[Stored data entries]
__________________________________________________

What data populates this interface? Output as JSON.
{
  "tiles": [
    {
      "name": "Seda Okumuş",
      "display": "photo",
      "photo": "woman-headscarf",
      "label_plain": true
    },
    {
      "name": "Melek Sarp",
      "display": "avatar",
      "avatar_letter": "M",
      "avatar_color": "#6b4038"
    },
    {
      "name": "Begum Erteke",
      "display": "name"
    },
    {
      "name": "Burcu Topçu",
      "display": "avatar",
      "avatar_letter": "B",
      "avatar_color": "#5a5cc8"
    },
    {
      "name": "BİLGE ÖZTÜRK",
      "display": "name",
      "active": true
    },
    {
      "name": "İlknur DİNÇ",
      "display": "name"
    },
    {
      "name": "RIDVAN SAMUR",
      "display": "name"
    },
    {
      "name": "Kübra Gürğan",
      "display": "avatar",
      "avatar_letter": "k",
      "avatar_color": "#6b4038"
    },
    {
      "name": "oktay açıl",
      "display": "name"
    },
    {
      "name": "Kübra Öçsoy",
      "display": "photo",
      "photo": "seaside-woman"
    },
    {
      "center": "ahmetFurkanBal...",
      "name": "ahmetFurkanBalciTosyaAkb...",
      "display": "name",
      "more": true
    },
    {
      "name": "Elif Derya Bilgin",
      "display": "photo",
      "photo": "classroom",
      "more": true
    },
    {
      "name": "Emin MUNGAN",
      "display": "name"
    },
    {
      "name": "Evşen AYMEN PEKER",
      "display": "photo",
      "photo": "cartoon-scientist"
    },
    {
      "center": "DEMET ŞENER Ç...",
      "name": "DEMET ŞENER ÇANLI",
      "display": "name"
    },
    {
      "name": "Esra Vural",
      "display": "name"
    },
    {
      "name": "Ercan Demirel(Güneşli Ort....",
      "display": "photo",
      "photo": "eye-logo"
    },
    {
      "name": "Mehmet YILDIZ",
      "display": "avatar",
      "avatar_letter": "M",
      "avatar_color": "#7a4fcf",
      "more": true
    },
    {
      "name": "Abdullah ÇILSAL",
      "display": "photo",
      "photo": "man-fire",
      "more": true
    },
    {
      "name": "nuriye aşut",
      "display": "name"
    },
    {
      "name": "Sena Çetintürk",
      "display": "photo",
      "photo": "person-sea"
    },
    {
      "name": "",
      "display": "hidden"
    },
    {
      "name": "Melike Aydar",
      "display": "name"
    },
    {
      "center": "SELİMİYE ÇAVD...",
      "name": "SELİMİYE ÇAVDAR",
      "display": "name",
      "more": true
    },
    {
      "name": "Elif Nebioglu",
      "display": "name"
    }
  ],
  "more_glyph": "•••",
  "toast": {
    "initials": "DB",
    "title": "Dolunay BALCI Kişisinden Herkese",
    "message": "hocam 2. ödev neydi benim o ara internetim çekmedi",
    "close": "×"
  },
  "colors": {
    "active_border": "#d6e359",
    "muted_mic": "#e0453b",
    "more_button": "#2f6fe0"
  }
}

__________________________________________________

_Problem to work on_
Copy every line that includes the string "woman" from the material above.

_Solution to this task_
      "photo": "woman-headscarf",
      "photo": "seaside-woman"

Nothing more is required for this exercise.